- [Available data]:
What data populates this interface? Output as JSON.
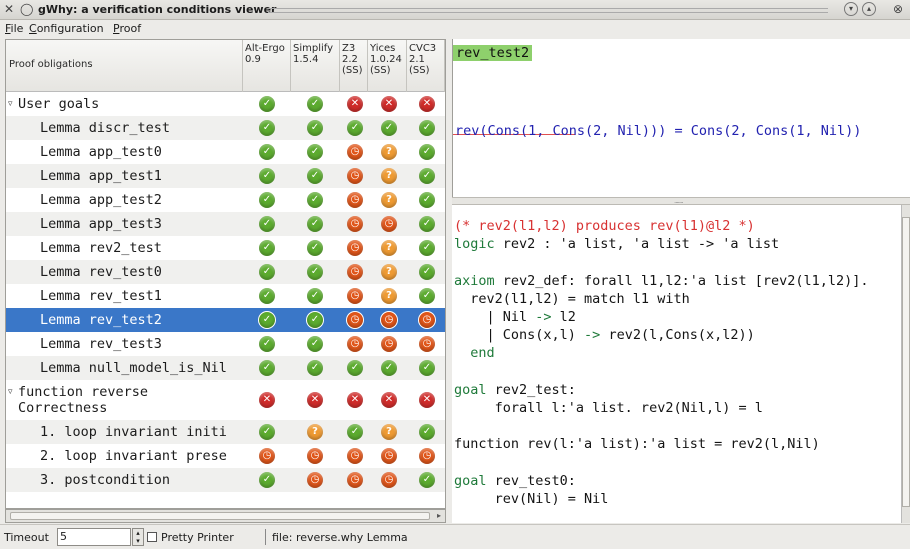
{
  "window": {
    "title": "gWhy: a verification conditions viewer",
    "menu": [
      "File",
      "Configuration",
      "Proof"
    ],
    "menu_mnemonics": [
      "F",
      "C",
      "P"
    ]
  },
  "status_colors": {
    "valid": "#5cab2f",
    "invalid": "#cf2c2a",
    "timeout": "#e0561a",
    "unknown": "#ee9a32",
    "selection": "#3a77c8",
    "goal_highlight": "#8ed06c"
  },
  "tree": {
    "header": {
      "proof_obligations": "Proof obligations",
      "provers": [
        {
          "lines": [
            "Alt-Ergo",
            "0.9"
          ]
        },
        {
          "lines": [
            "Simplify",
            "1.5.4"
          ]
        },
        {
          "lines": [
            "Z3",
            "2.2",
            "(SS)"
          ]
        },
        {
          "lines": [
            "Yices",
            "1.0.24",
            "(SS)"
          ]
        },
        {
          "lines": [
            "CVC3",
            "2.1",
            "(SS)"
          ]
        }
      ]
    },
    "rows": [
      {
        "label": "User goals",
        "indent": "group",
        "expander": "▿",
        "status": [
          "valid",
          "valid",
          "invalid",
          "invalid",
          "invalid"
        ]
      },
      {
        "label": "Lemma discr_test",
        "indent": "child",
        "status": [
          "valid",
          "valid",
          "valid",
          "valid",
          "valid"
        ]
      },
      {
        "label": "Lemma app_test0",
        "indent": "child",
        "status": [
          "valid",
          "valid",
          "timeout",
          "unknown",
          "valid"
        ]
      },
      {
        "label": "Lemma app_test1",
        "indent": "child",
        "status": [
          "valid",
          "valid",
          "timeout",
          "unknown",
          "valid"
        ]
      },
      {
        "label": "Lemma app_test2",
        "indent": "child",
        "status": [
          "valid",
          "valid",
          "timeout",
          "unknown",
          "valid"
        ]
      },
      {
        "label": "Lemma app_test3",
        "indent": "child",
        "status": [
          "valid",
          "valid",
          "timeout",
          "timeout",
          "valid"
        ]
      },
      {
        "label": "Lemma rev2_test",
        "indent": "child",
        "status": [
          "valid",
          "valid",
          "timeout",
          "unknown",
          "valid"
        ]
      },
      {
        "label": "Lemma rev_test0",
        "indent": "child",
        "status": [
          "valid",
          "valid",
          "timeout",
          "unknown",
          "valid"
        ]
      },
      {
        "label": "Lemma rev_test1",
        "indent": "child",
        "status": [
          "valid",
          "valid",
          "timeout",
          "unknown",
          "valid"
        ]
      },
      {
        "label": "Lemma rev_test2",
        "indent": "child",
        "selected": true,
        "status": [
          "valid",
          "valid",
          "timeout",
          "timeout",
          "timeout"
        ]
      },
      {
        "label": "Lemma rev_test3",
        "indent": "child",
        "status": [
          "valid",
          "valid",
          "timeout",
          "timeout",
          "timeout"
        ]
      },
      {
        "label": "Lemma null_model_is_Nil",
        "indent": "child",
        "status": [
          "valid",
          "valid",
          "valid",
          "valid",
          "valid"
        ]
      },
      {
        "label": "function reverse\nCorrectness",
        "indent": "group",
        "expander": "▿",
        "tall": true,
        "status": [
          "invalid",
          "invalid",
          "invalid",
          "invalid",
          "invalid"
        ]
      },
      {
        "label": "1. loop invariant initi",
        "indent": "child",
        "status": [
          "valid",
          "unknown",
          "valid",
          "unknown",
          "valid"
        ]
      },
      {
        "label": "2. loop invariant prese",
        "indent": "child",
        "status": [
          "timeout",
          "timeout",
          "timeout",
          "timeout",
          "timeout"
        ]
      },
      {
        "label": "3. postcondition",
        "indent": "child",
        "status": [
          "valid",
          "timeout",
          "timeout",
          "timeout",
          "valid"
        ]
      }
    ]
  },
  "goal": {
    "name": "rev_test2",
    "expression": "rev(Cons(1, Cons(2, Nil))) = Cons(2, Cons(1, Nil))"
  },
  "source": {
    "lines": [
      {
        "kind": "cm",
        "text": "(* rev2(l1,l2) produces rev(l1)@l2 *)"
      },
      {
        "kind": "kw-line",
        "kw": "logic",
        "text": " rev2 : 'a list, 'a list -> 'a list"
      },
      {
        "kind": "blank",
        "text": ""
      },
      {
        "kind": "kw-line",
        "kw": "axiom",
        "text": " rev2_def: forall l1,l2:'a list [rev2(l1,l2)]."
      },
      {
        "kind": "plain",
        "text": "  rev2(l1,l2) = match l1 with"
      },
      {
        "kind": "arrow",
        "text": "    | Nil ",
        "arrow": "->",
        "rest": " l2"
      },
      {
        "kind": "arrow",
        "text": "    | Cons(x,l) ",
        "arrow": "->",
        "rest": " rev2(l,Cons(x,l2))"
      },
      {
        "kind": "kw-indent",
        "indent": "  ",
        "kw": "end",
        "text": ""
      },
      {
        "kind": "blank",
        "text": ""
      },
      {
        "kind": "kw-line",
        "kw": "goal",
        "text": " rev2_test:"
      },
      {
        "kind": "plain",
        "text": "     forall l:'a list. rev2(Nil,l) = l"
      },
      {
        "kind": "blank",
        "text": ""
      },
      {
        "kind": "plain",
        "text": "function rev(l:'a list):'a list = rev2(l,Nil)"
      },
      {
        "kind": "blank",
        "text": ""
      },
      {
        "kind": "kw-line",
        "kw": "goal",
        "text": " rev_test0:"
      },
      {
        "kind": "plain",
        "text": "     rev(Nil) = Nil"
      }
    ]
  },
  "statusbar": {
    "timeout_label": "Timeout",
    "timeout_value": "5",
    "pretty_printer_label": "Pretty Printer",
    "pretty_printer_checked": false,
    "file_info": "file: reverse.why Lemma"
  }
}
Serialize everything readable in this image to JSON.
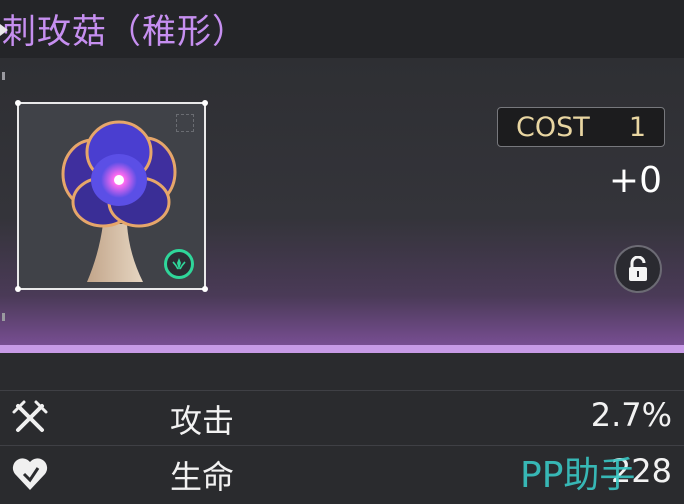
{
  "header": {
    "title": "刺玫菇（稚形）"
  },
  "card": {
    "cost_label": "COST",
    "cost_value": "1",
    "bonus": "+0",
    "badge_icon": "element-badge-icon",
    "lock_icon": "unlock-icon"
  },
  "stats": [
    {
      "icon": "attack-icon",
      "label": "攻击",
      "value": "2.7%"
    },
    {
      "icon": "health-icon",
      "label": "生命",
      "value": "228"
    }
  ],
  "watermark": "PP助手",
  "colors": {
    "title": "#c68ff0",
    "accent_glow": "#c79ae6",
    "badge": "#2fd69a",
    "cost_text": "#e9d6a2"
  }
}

- [Requirements]:
Your output should consist solely of the lines from the line containing "Serialize everything readable" through the last line of the entries, verbatim, minus any pictures.

- [Answer for the task]:
Serialize everything readable in this image to JSON.
{
  "header": {
    "title": "刺玫菇（稚形）"
  },
  "card": {
    "cost_label": "COST",
    "cost_value": "1",
    "bonus": "+0",
    "badge_icon": "element-badge-icon",
    "lock_icon": "unlock-icon"
  },
  "stats": [
    {
      "icon": "attack-icon",
      "label": "攻击",
      "value": "2.7%"
    },
    {
      "icon": "health-icon",
      "label": "生命",
      "value": "228"
    }
  ],
  "watermark": "PP助手",
  "colors": {
    "title": "#c68ff0",
    "accent_glow": "#c79ae6",
    "badge": "#2fd69a",
    "cost_text": "#e9d6a2"
  }
}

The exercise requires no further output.